Stored records:
^^^^

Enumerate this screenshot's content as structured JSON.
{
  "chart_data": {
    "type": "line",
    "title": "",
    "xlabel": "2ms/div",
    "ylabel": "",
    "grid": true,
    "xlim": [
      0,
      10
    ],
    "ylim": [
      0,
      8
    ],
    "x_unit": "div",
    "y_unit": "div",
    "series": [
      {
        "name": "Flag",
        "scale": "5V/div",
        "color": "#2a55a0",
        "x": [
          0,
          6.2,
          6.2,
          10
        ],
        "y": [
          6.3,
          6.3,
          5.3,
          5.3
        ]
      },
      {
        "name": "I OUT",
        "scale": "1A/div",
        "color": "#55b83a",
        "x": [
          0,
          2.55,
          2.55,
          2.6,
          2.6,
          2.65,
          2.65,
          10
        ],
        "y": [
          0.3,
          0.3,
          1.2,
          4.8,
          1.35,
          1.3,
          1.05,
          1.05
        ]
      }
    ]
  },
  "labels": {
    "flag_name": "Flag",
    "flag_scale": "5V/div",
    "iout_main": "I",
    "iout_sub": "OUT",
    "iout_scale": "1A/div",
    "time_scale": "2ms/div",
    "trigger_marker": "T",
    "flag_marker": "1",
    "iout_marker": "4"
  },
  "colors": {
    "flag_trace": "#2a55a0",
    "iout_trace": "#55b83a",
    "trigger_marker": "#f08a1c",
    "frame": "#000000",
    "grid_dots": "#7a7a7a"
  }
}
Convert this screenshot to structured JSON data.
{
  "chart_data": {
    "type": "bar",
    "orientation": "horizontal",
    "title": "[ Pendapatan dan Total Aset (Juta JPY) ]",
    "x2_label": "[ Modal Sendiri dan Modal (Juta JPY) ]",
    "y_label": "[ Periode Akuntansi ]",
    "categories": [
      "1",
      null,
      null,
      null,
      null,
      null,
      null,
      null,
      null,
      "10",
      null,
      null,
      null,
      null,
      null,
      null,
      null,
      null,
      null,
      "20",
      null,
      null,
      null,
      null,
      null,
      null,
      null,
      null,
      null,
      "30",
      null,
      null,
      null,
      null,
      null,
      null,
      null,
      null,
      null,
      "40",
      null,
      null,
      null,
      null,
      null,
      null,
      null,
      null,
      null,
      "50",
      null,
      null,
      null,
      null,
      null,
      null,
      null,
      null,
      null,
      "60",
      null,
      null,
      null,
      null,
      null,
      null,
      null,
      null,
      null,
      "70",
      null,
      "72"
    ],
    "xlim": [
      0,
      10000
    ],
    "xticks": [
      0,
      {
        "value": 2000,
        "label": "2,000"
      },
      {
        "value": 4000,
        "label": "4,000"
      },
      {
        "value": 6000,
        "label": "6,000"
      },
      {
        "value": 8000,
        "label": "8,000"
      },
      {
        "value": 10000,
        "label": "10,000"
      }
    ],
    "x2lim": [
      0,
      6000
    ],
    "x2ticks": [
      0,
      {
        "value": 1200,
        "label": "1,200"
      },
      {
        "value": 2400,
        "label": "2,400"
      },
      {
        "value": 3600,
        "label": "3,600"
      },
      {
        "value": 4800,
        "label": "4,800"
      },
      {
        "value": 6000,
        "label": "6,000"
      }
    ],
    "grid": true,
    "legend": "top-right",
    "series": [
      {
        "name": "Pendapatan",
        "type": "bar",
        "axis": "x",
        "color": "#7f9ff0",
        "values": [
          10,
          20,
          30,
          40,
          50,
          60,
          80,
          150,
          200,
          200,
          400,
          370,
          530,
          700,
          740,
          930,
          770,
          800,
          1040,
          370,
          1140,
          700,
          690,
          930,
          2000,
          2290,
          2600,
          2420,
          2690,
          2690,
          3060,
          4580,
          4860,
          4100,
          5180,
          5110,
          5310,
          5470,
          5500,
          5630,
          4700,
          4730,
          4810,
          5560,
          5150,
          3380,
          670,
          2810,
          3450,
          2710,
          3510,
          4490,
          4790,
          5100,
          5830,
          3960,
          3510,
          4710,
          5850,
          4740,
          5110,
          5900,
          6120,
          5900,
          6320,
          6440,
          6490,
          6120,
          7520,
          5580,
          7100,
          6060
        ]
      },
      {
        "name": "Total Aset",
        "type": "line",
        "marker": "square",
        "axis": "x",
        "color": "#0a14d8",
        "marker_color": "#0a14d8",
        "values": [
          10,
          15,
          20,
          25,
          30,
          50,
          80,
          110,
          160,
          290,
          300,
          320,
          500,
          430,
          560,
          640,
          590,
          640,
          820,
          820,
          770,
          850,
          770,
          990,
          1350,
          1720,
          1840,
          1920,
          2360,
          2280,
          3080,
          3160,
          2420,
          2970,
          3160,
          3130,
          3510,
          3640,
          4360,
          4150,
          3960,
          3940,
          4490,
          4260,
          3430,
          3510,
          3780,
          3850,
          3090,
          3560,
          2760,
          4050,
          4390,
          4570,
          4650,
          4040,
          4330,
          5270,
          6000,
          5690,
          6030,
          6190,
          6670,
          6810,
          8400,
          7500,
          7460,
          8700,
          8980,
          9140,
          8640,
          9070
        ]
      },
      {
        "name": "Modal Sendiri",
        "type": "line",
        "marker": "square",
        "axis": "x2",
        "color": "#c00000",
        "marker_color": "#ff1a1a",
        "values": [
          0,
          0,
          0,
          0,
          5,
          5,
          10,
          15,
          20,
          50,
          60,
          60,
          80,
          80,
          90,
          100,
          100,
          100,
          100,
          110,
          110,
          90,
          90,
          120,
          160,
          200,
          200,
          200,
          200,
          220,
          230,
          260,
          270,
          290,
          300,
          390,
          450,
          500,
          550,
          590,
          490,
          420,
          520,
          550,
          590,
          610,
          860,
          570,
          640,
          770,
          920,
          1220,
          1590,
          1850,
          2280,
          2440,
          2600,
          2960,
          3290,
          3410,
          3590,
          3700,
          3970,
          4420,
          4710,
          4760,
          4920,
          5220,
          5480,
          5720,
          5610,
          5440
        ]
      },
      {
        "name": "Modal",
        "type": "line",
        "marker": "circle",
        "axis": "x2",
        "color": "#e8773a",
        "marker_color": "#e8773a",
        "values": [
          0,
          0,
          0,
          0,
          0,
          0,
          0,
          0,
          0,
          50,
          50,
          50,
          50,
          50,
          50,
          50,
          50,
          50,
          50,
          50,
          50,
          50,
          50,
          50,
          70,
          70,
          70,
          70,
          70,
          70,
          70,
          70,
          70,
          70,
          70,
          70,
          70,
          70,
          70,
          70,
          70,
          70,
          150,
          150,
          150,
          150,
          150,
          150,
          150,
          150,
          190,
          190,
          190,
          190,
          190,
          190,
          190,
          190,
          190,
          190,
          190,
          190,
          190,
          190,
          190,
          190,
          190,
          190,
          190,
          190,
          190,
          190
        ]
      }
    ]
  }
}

^^^^

**Required task**: Reproduce all data above, unchanged.

**Result of this task**:
Enumerate this screenshot's content as structured JSON.
{
  "chart_data": {
    "type": "line",
    "title": "",
    "xlabel": "2ms/div",
    "ylabel": "",
    "grid": true,
    "xlim": [
      0,
      10
    ],
    "ylim": [
      0,
      8
    ],
    "x_unit": "div",
    "y_unit": "div",
    "series": [
      {
        "name": "Flag",
        "scale": "5V/div",
        "color": "#2a55a0",
        "x": [
          0,
          6.2,
          6.2,
          10
        ],
        "y": [
          6.3,
          6.3,
          5.3,
          5.3
        ]
      },
      {
        "name": "I OUT",
        "scale": "1A/div",
        "color": "#55b83a",
        "x": [
          0,
          2.55,
          2.55,
          2.6,
          2.6,
          2.65,
          2.65,
          10
        ],
        "y": [
          0.3,
          0.3,
          1.2,
          4.8,
          1.35,
          1.3,
          1.05,
          1.05
        ]
      }
    ]
  },
  "labels": {
    "flag_name": "Flag",
    "flag_scale": "5V/div",
    "iout_main": "I",
    "iout_sub": "OUT",
    "iout_scale": "1A/div",
    "time_scale": "2ms/div",
    "trigger_marker": "T",
    "flag_marker": "1",
    "iout_marker": "4"
  },
  "colors": {
    "flag_trace": "#2a55a0",
    "iout_trace": "#55b83a",
    "trigger_marker": "#f08a1c",
    "frame": "#000000",
    "grid_dots": "#7a7a7a"
  }
}
Convert this screenshot to structured JSON data.
{
  "chart_data": {
    "type": "bar",
    "orientation": "horizontal",
    "title": "[ Pendapatan dan Total Aset (Juta JPY) ]",
    "x2_label": "[ Modal Sendiri dan Modal (Juta JPY) ]",
    "y_label": "[ Periode Akuntansi ]",
    "categories": [
      "1",
      null,
      null,
      null,
      null,
      null,
      null,
      null,
      null,
      "10",
      null,
      null,
      null,
      null,
      null,
      null,
      null,
      null,
      null,
      "20",
      null,
      null,
      null,
      null,
      null,
      null,
      null,
      null,
      null,
      "30",
      null,
      null,
      null,
      null,
      null,
      null,
      null,
      null,
      null,
      "40",
      null,
      null,
      null,
      null,
      null,
      null,
      null,
      null,
      null,
      "50",
      null,
      null,
      null,
      null,
      null,
      null,
      null,
      null,
      null,
      "60",
      null,
      null,
      null,
      null,
      null,
      null,
      null,
      null,
      null,
      "70",
      null,
      "72"
    ],
    "xlim": [
      0,
      10000
    ],
    "xticks": [
      0,
      {
        "value": 2000,
        "label": "2,000"
      },
      {
        "value": 4000,
        "label": "4,000"
      },
      {
        "value": 6000,
        "label": "6,000"
      },
      {
        "value": 8000,
        "label": "8,000"
      },
      {
        "value": 10000,
        "label": "10,000"
      }
    ],
    "x2lim": [
      0,
      6000
    ],
    "x2ticks": [
      0,
      {
        "value": 1200,
        "label": "1,200"
      },
      {
        "value": 2400,
        "label": "2,400"
      },
      {
        "value": 3600,
        "label": "3,600"
      },
      {
        "value": 4800,
        "label": "4,800"
      },
      {
        "value": 6000,
        "label": "6,000"
      }
    ],
    "grid": true,
    "legend": "top-right",
    "series": [
      {
        "name": "Pendapatan",
        "type": "bar",
        "axis": "x",
        "color": "#7f9ff0",
        "values": [
          10,
          20,
          30,
          40,
          50,
          60,
          80,
          150,
          200,
          200,
          400,
          370,
          530,
          700,
          740,
          930,
          770,
          800,
          1040,
          370,
          1140,
          700,
          690,
          930,
          2000,
          2290,
          2600,
          2420,
          2690,
          2690,
          3060,
          4580,
          4860,
          4100,
          5180,
          5110,
          5310,
          5470,
          5500,
          5630,
          4700,
          4730,
          4810,
          5560,
          5150,
          3380,
          670,
          2810,
          3450,
          2710,
          3510,
          4490,
          4790,
          5100,
          5830,
          3960,
          3510,
          4710,
          5850,
          4740,
          5110,
          5900,
          6120,
          5900,
          6320,
          6440,
          6490,
          6120,
          7520,
          5580,
          7100,
          6060
        ]
      },
      {
        "name": "Total Aset",
        "type": "line",
        "marker": "square",
        "axis": "x",
        "color": "#0a14d8",
        "marker_color": "#0a14d8",
        "values": [
          10,
          15,
          20,
          25,
          30,
          50,
          80,
          110,
          160,
          290,
          300,
          320,
          500,
          430,
          560,
          640,
          590,
          640,
          820,
          820,
          770,
          850,
          770,
          990,
          1350,
          1720,
          1840,
          1920,
          2360,
          2280,
          3080,
          3160,
          2420,
          2970,
          3160,
          3130,
          3510,
          3640,
          4360,
          4150,
          3960,
          3940,
          4490,
          4260,
          3430,
          3510,
          3780,
          3850,
          3090,
          3560,
          2760,
          4050,
          4390,
          4570,
          4650,
          4040,
          4330,
          5270,
          6000,
          5690,
          6030,
          6190,
          6670,
          6810,
          8400,
          7500,
          7460,
          8700,
          8980,
          9140,
          8640,
          9070
        ]
      },
      {
        "name": "Modal Sendiri",
        "type": "line",
        "marker": "square",
        "axis": "x2",
        "color": "#c00000",
        "marker_color": "#ff1a1a",
        "values": [
          0,
          0,
          0,
          0,
          5,
          5,
          10,
          15,
          20,
          50,
          60,
          60,
          80,
          80,
          90,
          100,
          100,
          100,
          100,
          110,
          110,
          90,
          90,
          120,
          160,
          200,
          200,
          200,
          200,
          220,
          230,
          260,
          270,
          290,
          300,
          390,
          450,
          500,
          550,
          590,
          490,
          420,
          520,
          550,
          590,
          610,
          860,
          570,
          640,
          770,
          920,
          1220,
          1590,
          1850,
          2280,
          2440,
          2600,
          2960,
          3290,
          3410,
          3590,
          3700,
          3970,
          4420,
          4710,
          4760,
          4920,
          5220,
          5480,
          5720,
          5610,
          5440
        ]
      },
      {
        "name": "Modal",
        "type": "line",
        "marker": "circle",
        "axis": "x2",
        "color": "#e8773a",
        "marker_color": "#e8773a",
        "values": [
          0,
          0,
          0,
          0,
          0,
          0,
          0,
          0,
          0,
          50,
          50,
          50,
          50,
          50,
          50,
          50,
          50,
          50,
          50,
          50,
          50,
          50,
          50,
          50,
          70,
          70,
          70,
          70,
          70,
          70,
          70,
          70,
          70,
          70,
          70,
          70,
          70,
          70,
          70,
          70,
          70,
          70,
          150,
          150,
          150,
          150,
          150,
          150,
          150,
          150,
          190,
          190,
          190,
          190,
          190,
          190,
          190,
          190,
          190,
          190,
          190,
          190,
          190,
          190,
          190,
          190,
          190,
          190,
          190,
          190,
          190,
          190
        ]
      }
    ]
  }
}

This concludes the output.